#### What is being asked:
Your task is to print all of the material verbatim.

*** Provided entries

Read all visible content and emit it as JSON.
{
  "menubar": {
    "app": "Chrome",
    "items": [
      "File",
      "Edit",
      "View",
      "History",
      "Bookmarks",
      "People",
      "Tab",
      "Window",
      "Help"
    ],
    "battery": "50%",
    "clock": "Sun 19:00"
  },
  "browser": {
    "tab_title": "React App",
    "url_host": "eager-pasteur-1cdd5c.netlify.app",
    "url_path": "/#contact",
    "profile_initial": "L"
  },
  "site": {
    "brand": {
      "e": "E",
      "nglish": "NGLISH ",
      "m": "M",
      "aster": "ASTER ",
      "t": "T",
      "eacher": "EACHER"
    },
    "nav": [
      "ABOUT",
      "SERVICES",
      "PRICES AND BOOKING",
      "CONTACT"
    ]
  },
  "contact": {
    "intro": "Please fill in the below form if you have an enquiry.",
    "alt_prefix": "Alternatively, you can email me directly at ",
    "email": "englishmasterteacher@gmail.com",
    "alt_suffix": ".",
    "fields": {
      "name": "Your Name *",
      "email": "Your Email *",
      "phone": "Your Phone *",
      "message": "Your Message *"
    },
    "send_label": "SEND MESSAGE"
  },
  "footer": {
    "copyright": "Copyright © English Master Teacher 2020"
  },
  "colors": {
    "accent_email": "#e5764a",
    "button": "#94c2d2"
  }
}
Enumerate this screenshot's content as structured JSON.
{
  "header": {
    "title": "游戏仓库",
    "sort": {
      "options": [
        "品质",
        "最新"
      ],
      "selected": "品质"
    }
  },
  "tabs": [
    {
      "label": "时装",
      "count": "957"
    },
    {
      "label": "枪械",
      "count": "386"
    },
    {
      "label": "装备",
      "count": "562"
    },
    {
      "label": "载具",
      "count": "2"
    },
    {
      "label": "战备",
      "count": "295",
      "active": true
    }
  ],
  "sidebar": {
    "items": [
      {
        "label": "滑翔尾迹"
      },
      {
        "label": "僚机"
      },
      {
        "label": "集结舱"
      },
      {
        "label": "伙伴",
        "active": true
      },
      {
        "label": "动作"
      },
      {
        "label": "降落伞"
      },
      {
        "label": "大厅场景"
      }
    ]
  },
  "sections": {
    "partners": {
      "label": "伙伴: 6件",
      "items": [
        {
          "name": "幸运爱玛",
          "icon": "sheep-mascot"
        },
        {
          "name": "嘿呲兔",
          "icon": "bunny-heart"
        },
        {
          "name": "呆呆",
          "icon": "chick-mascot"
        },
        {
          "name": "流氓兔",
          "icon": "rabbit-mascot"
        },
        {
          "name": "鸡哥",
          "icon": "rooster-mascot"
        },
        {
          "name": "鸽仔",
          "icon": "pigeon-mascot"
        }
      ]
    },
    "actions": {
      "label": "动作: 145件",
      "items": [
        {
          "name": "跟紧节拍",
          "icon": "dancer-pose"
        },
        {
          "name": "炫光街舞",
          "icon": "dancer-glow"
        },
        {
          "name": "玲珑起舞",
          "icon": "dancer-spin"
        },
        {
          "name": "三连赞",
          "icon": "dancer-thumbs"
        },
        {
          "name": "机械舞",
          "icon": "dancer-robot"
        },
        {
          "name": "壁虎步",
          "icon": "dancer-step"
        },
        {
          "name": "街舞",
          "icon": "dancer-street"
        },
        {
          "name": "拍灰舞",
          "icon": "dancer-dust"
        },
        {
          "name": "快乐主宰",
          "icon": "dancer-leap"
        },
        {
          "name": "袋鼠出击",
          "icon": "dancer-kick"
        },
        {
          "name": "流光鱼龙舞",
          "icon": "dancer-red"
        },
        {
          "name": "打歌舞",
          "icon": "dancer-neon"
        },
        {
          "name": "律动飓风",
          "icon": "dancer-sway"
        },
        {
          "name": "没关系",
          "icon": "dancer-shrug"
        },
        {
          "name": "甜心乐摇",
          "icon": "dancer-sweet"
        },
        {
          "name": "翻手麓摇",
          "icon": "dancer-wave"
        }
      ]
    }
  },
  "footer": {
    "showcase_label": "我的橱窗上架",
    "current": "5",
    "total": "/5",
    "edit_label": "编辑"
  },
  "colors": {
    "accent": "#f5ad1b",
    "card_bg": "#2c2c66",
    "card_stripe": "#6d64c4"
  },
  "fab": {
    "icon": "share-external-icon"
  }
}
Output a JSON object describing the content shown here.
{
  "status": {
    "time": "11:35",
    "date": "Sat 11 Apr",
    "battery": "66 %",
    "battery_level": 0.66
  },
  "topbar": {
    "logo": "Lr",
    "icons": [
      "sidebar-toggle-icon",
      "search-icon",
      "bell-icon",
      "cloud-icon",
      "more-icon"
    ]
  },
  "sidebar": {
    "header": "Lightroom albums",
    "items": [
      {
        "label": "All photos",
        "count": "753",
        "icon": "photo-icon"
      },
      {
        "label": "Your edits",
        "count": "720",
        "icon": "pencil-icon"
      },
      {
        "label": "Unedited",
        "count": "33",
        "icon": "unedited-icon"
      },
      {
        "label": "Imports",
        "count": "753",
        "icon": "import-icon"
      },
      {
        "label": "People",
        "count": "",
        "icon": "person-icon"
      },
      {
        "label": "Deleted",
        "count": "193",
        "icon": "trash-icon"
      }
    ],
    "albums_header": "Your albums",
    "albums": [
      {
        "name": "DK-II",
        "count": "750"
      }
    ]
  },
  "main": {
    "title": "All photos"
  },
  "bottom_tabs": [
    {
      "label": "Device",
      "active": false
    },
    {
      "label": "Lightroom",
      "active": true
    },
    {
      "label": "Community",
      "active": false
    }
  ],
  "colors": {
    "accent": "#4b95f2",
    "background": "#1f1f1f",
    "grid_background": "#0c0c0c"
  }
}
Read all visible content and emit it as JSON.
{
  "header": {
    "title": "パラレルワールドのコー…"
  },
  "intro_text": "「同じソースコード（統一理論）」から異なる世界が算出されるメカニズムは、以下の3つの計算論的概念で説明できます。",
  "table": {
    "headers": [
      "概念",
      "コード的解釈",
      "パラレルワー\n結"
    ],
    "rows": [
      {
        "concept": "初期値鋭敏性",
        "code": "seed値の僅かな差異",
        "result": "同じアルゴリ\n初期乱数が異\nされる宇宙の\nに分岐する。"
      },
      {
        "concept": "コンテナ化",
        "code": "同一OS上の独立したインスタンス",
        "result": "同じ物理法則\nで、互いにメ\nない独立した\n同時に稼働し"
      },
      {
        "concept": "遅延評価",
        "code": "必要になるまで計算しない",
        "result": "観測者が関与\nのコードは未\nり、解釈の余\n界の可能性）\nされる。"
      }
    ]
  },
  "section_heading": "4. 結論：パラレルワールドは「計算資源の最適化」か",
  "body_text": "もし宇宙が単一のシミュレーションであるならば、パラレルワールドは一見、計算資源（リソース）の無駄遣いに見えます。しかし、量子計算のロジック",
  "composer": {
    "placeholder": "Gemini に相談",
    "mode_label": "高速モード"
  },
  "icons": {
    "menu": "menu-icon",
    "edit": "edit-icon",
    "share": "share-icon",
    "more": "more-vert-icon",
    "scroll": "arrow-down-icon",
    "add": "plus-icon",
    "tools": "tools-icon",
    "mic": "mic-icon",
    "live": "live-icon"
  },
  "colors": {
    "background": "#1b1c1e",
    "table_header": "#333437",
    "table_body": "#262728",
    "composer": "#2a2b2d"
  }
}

******

#### Exercise response:
Read all visible content and emit it as JSON.
{
  "menubar": {
    "app": "Chrome",
    "items": [
      "File",
      "Edit",
      "View",
      "History",
      "Bookmarks",
      "People",
      "Tab",
      "Window",
      "Help"
    ],
    "battery": "50%",
    "clock": "Sun 19:00"
  },
  "browser": {
    "tab_title": "React App",
    "url_host": "eager-pasteur-1cdd5c.netlify.app",
    "url_path": "/#contact",
    "profile_initial": "L"
  },
  "site": {
    "brand": {
      "e": "E",
      "nglish": "NGLISH ",
      "m": "M",
      "aster": "ASTER ",
      "t": "T",
      "eacher": "EACHER"
    },
    "nav": [
      "ABOUT",
      "SERVICES",
      "PRICES AND BOOKING",
      "CONTACT"
    ]
  },
  "contact": {
    "intro": "Please fill in the below form if you have an enquiry.",
    "alt_prefix": "Alternatively, you can email me directly at ",
    "email": "englishmasterteacher@gmail.com",
    "alt_suffix": ".",
    "fields": {
      "name": "Your Name *",
      "email": "Your Email *",
      "phone": "Your Phone *",
      "message": "Your Message *"
    },
    "send_label": "SEND MESSAGE"
  },
  "footer": {
    "copyright": "Copyright © English Master Teacher 2020"
  },
  "colors": {
    "accent_email": "#e5764a",
    "button": "#94c2d2"
  }
}
Enumerate this screenshot's content as structured JSON.
{
  "header": {
    "title": "游戏仓库",
    "sort": {
      "options": [
        "品质",
        "最新"
      ],
      "selected": "品质"
    }
  },
  "tabs": [
    {
      "label": "时装",
      "count": "957"
    },
    {
      "label": "枪械",
      "count": "386"
    },
    {
      "label": "装备",
      "count": "562"
    },
    {
      "label": "载具",
      "count": "2"
    },
    {
      "label": "战备",
      "count": "295",
      "active": true
    }
  ],
  "sidebar": {
    "items": [
      {
        "label": "滑翔尾迹"
      },
      {
        "label": "僚机"
      },
      {
        "label": "集结舱"
      },
      {
        "label": "伙伴",
        "active": true
      },
      {
        "label": "动作"
      },
      {
        "label": "降落伞"
      },
      {
        "label": "大厅场景"
      }
    ]
  },
  "sections": {
    "partners": {
      "label": "伙伴: 6件",
      "items": [
        {
          "name": "幸运爱玛",
          "icon": "sheep-mascot"
        },
        {
          "name": "嘿呲兔",
          "icon": "bunny-heart"
        },
        {
          "name": "呆呆",
          "icon": "chick-mascot"
        },
        {
          "name": "流氓兔",
          "icon": "rabbit-mascot"
        },
        {
          "name": "鸡哥",
          "icon": "rooster-mascot"
        },
        {
          "name": "鸽仔",
          "icon": "pigeon-mascot"
        }
      ]
    },
    "actions": {
      "label": "动作: 145件",
      "items": [
        {
          "name": "跟紧节拍",
          "icon": "dancer-pose"
        },
        {
          "name": "炫光街舞",
          "icon": "dancer-glow"
        },
        {
          "name": "玲珑起舞",
          "icon": "dancer-spin"
        },
        {
          "name": "三连赞",
          "icon": "dancer-thumbs"
        },
        {
          "name": "机械舞",
          "icon": "dancer-robot"
        },
        {
          "name": "壁虎步",
          "icon": "dancer-step"
        },
        {
          "name": "街舞",
          "icon": "dancer-street"
        },
        {
          "name": "拍灰舞",
          "icon": "dancer-dust"
        },
        {
          "name": "快乐主宰",
          "icon": "dancer-leap"
        },
        {
          "name": "袋鼠出击",
          "icon": "dancer-kick"
        },
        {
          "name": "流光鱼龙舞",
          "icon": "dancer-red"
        },
        {
          "name": "打歌舞",
          "icon": "dancer-neon"
        },
        {
          "name": "律动飓风",
          "icon": "dancer-sway"
        },
        {
          "name": "没关系",
          "icon": "dancer-shrug"
        },
        {
          "name": "甜心乐摇",
          "icon": "dancer-sweet"
        },
        {
          "name": "翻手麓摇",
          "icon": "dancer-wave"
        }
      ]
    }
  },
  "footer": {
    "showcase_label": "我的橱窗上架",
    "current": "5",
    "total": "/5",
    "edit_label": "编辑"
  },
  "colors": {
    "accent": "#f5ad1b",
    "card_bg": "#2c2c66",
    "card_stripe": "#6d64c4"
  },
  "fab": {
    "icon": "share-external-icon"
  }
}
Output a JSON object describing the content shown here.
{
  "status": {
    "time": "11:35",
    "date": "Sat 11 Apr",
    "battery": "66 %",
    "battery_level": 0.66
  },
  "topbar": {
    "logo": "Lr",
    "icons": [
      "sidebar-toggle-icon",
      "search-icon",
      "bell-icon",
      "cloud-icon",
      "more-icon"
    ]
  },
  "sidebar": {
    "header": "Lightroom albums",
    "items": [
      {
        "label": "All photos",
        "count": "753",
        "icon": "photo-icon"
      },
      {
        "label": "Your edits",
        "count": "720",
        "icon": "pencil-icon"
      },
      {
        "label": "Unedited",
        "count": "33",
        "icon": "unedited-icon"
      },
      {
        "label": "Imports",
        "count": "753",
        "icon": "import-icon"
      },
      {
        "label": "People",
        "count": "",
        "icon": "person-icon"
      },
      {
        "label": "Deleted",
        "count": "193",
        "icon": "trash-icon"
      }
    ],
    "albums_header": "Your albums",
    "albums": [
      {
        "name": "DK-II",
        "count": "750"
      }
    ]
  },
  "main": {
    "title": "All photos"
  },
  "bottom_tabs": [
    {
      "label": "Device",
      "active": false
    },
    {
      "label": "Lightroom",
      "active": true
    },
    {
      "label": "Community",
      "active": false
    }
  ],
  "colors": {
    "accent": "#4b95f2",
    "background": "#1f1f1f",
    "grid_background": "#0c0c0c"
  }
}
Read all visible content and emit it as JSON.
{
  "header": {
    "title": "パラレルワールドのコー…"
  },
  "intro_text": "「同じソースコード（統一理論）」から異なる世界が算出されるメカニズムは、以下の3つの計算論的概念で説明できます。",
  "table": {
    "headers": [
      "概念",
      "コード的解釈",
      "パラレルワー\n結"
    ],
    "rows": [
      {
        "concept": "初期値鋭敏性",
        "code": "seed値の僅かな差異",
        "result": "同じアルゴリ\n初期乱数が異\nされる宇宙の\nに分岐する。"
      },
      {
        "concept": "コンテナ化",
        "code": "同一OS上の独立したインスタンス",
        "result": "同じ物理法則\nで、互いにメ\nない独立した\n同時に稼働し"
      },
      {
        "concept": "遅延評価",
        "code": "必要になるまで計算しない",
        "result": "観測者が関与\nのコードは未\nり、解釈の余\n界の可能性）\nされる。"
      }
    ]
  },
  "section_heading": "4. 結論：パラレルワールドは「計算資源の最適化」か",
  "body_text": "もし宇宙が単一のシミュレーションであるならば、パラレルワールドは一見、計算資源（リソース）の無駄遣いに見えます。しかし、量子計算のロジック",
  "composer": {
    "placeholder": "Gemini に相談",
    "mode_label": "高速モード"
  },
  "icons": {
    "menu": "menu-icon",
    "edit": "edit-icon",
    "share": "share-icon",
    "more": "more-vert-icon",
    "scroll": "arrow-down-icon",
    "add": "plus-icon",
    "tools": "tools-icon",
    "mic": "mic-icon",
    "live": "live-icon"
  },
  "colors": {
    "background": "#1b1c1e",
    "table_header": "#333437",
    "table_body": "#262728",
    "composer": "#2a2b2d"
  }
}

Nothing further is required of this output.